## Task to carry out
Every record below should be printed exactly as it appears.

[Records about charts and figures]
□ □ □
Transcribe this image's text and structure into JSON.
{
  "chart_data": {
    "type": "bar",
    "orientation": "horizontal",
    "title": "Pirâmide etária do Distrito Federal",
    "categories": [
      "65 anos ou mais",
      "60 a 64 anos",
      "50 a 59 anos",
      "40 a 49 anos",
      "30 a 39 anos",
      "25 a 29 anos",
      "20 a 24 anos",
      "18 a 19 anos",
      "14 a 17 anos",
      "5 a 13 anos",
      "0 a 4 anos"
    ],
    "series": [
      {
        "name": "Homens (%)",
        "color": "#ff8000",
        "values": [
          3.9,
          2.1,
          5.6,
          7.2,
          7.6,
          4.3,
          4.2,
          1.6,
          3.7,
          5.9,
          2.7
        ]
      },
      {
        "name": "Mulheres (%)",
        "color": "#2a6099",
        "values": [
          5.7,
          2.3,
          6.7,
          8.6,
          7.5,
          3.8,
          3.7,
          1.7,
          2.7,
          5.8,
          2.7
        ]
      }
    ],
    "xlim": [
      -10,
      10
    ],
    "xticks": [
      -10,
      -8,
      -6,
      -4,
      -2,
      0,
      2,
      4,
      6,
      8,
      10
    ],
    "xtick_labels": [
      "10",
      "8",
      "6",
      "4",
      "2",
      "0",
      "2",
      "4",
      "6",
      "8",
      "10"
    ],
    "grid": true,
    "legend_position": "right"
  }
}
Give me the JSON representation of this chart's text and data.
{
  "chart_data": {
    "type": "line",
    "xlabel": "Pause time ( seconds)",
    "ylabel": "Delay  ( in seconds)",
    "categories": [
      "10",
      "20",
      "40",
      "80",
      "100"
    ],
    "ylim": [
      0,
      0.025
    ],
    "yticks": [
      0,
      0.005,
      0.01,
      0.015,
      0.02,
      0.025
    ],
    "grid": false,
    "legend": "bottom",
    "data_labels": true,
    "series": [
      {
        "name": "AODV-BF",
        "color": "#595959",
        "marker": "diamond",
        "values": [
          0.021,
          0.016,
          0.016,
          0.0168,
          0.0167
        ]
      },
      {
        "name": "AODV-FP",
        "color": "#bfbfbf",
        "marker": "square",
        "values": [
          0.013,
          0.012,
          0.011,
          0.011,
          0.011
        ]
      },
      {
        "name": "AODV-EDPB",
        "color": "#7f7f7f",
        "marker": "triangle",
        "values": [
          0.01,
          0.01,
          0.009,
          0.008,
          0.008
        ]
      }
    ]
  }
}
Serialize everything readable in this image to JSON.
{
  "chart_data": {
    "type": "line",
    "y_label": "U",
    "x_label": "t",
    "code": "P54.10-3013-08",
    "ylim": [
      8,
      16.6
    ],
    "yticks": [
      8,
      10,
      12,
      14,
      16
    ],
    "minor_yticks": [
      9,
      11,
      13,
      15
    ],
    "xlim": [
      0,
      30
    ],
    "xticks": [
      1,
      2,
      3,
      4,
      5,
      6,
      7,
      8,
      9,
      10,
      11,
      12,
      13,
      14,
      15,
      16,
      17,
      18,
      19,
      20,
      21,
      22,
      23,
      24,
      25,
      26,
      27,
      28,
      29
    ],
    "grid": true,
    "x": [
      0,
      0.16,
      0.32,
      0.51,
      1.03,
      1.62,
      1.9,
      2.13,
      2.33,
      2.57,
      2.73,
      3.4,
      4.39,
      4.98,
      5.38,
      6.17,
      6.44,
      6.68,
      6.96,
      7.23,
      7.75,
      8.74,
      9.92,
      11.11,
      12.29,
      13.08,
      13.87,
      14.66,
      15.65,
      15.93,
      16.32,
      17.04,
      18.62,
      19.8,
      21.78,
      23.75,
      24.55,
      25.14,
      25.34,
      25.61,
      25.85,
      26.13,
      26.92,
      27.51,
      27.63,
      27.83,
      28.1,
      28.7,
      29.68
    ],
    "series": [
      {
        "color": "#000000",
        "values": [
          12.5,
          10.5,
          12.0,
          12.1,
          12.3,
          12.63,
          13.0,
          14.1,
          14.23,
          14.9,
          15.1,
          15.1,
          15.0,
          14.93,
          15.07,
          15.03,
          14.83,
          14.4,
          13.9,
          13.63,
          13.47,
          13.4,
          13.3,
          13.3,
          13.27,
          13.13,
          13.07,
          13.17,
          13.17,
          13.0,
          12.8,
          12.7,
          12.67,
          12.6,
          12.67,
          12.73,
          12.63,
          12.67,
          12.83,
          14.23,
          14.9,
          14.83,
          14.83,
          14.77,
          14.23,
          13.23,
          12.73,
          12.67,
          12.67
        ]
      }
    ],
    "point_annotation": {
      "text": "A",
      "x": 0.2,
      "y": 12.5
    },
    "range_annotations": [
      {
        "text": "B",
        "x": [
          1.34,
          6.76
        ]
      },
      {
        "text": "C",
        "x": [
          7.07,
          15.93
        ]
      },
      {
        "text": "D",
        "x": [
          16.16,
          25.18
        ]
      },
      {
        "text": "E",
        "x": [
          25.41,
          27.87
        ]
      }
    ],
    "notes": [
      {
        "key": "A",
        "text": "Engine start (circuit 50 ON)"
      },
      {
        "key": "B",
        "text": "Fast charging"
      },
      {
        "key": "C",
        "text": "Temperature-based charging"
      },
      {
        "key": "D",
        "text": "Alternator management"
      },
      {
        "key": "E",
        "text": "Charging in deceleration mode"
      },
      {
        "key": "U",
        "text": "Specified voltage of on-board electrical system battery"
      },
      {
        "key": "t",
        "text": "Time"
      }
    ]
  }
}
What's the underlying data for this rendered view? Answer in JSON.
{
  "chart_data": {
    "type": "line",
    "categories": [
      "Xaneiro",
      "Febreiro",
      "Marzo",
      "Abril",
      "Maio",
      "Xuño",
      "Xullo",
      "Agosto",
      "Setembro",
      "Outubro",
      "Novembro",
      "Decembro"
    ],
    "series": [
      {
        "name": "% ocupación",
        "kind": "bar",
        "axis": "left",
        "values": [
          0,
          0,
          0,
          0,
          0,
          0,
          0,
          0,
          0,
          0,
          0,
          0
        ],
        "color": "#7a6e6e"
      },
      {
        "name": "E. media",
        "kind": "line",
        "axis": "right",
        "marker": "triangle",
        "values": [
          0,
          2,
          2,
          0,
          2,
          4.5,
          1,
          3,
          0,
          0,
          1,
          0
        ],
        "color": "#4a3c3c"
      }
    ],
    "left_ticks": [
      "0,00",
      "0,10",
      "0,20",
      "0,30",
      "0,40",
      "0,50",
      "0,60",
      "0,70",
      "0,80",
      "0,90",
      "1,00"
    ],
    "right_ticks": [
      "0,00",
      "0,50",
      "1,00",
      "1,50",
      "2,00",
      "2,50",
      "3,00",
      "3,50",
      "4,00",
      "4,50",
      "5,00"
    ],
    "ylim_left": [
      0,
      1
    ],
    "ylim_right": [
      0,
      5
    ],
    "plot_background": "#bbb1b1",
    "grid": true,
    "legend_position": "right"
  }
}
□ □ □
## Problem solution
Transcribe this image's text and structure into JSON.
{
  "chart_data": {
    "type": "bar",
    "orientation": "horizontal",
    "title": "Pirâmide etária do Distrito Federal",
    "categories": [
      "65 anos ou mais",
      "60 a 64 anos",
      "50 a 59 anos",
      "40 a 49 anos",
      "30 a 39 anos",
      "25 a 29 anos",
      "20 a 24 anos",
      "18 a 19 anos",
      "14 a 17 anos",
      "5 a 13 anos",
      "0 a 4 anos"
    ],
    "series": [
      {
        "name": "Homens (%)",
        "color": "#ff8000",
        "values": [
          3.9,
          2.1,
          5.6,
          7.2,
          7.6,
          4.3,
          4.2,
          1.6,
          3.7,
          5.9,
          2.7
        ]
      },
      {
        "name": "Mulheres (%)",
        "color": "#2a6099",
        "values": [
          5.7,
          2.3,
          6.7,
          8.6,
          7.5,
          3.8,
          3.7,
          1.7,
          2.7,
          5.8,
          2.7
        ]
      }
    ],
    "xlim": [
      -10,
      10
    ],
    "xticks": [
      -10,
      -8,
      -6,
      -4,
      -2,
      0,
      2,
      4,
      6,
      8,
      10
    ],
    "xtick_labels": [
      "10",
      "8",
      "6",
      "4",
      "2",
      "0",
      "2",
      "4",
      "6",
      "8",
      "10"
    ],
    "grid": true,
    "legend_position": "right"
  }
}
Give me the JSON representation of this chart's text and data.
{
  "chart_data": {
    "type": "line",
    "xlabel": "Pause time ( seconds)",
    "ylabel": "Delay  ( in seconds)",
    "categories": [
      "10",
      "20",
      "40",
      "80",
      "100"
    ],
    "ylim": [
      0,
      0.025
    ],
    "yticks": [
      0,
      0.005,
      0.01,
      0.015,
      0.02,
      0.025
    ],
    "grid": false,
    "legend": "bottom",
    "data_labels": true,
    "series": [
      {
        "name": "AODV-BF",
        "color": "#595959",
        "marker": "diamond",
        "values": [
          0.021,
          0.016,
          0.016,
          0.0168,
          0.0167
        ]
      },
      {
        "name": "AODV-FP",
        "color": "#bfbfbf",
        "marker": "square",
        "values": [
          0.013,
          0.012,
          0.011,
          0.011,
          0.011
        ]
      },
      {
        "name": "AODV-EDPB",
        "color": "#7f7f7f",
        "marker": "triangle",
        "values": [
          0.01,
          0.01,
          0.009,
          0.008,
          0.008
        ]
      }
    ]
  }
}
Serialize everything readable in this image to JSON.
{
  "chart_data": {
    "type": "line",
    "y_label": "U",
    "x_label": "t",
    "code": "P54.10-3013-08",
    "ylim": [
      8,
      16.6
    ],
    "yticks": [
      8,
      10,
      12,
      14,
      16
    ],
    "minor_yticks": [
      9,
      11,
      13,
      15
    ],
    "xlim": [
      0,
      30
    ],
    "xticks": [
      1,
      2,
      3,
      4,
      5,
      6,
      7,
      8,
      9,
      10,
      11,
      12,
      13,
      14,
      15,
      16,
      17,
      18,
      19,
      20,
      21,
      22,
      23,
      24,
      25,
      26,
      27,
      28,
      29
    ],
    "grid": true,
    "x": [
      0,
      0.16,
      0.32,
      0.51,
      1.03,
      1.62,
      1.9,
      2.13,
      2.33,
      2.57,
      2.73,
      3.4,
      4.39,
      4.98,
      5.38,
      6.17,
      6.44,
      6.68,
      6.96,
      7.23,
      7.75,
      8.74,
      9.92,
      11.11,
      12.29,
      13.08,
      13.87,
      14.66,
      15.65,
      15.93,
      16.32,
      17.04,
      18.62,
      19.8,
      21.78,
      23.75,
      24.55,
      25.14,
      25.34,
      25.61,
      25.85,
      26.13,
      26.92,
      27.51,
      27.63,
      27.83,
      28.1,
      28.7,
      29.68
    ],
    "series": [
      {
        "color": "#000000",
        "values": [
          12.5,
          10.5,
          12.0,
          12.1,
          12.3,
          12.63,
          13.0,
          14.1,
          14.23,
          14.9,
          15.1,
          15.1,
          15.0,
          14.93,
          15.07,
          15.03,
          14.83,
          14.4,
          13.9,
          13.63,
          13.47,
          13.4,
          13.3,
          13.3,
          13.27,
          13.13,
          13.07,
          13.17,
          13.17,
          13.0,
          12.8,
          12.7,
          12.67,
          12.6,
          12.67,
          12.73,
          12.63,
          12.67,
          12.83,
          14.23,
          14.9,
          14.83,
          14.83,
          14.77,
          14.23,
          13.23,
          12.73,
          12.67,
          12.67
        ]
      }
    ],
    "point_annotation": {
      "text": "A",
      "x": 0.2,
      "y": 12.5
    },
    "range_annotations": [
      {
        "text": "B",
        "x": [
          1.34,
          6.76
        ]
      },
      {
        "text": "C",
        "x": [
          7.07,
          15.93
        ]
      },
      {
        "text": "D",
        "x": [
          16.16,
          25.18
        ]
      },
      {
        "text": "E",
        "x": [
          25.41,
          27.87
        ]
      }
    ],
    "notes": [
      {
        "key": "A",
        "text": "Engine start (circuit 50 ON)"
      },
      {
        "key": "B",
        "text": "Fast charging"
      },
      {
        "key": "C",
        "text": "Temperature-based charging"
      },
      {
        "key": "D",
        "text": "Alternator management"
      },
      {
        "key": "E",
        "text": "Charging in deceleration mode"
      },
      {
        "key": "U",
        "text": "Specified voltage of on-board electrical system battery"
      },
      {
        "key": "t",
        "text": "Time"
      }
    ]
  }
}
What's the underlying data for this rendered view? Answer in JSON.
{
  "chart_data": {
    "type": "line",
    "categories": [
      "Xaneiro",
      "Febreiro",
      "Marzo",
      "Abril",
      "Maio",
      "Xuño",
      "Xullo",
      "Agosto",
      "Setembro",
      "Outubro",
      "Novembro",
      "Decembro"
    ],
    "series": [
      {
        "name": "% ocupación",
        "kind": "bar",
        "axis": "left",
        "values": [
          0,
          0,
          0,
          0,
          0,
          0,
          0,
          0,
          0,
          0,
          0,
          0
        ],
        "color": "#7a6e6e"
      },
      {
        "name": "E. media",
        "kind": "line",
        "axis": "right",
        "marker": "triangle",
        "values": [
          0,
          2,
          2,
          0,
          2,
          4.5,
          1,
          3,
          0,
          0,
          1,
          0
        ],
        "color": "#4a3c3c"
      }
    ],
    "left_ticks": [
      "0,00",
      "0,10",
      "0,20",
      "0,30",
      "0,40",
      "0,50",
      "0,60",
      "0,70",
      "0,80",
      "0,90",
      "1,00"
    ],
    "right_ticks": [
      "0,00",
      "0,50",
      "1,00",
      "1,50",
      "2,00",
      "2,50",
      "3,00",
      "3,50",
      "4,00",
      "4,50",
      "5,00"
    ],
    "ylim_left": [
      0,
      1
    ],
    "ylim_right": [
      0,
      5
    ],
    "plot_background": "#bbb1b1",
    "grid": true,
    "legend_position": "right"
  }
}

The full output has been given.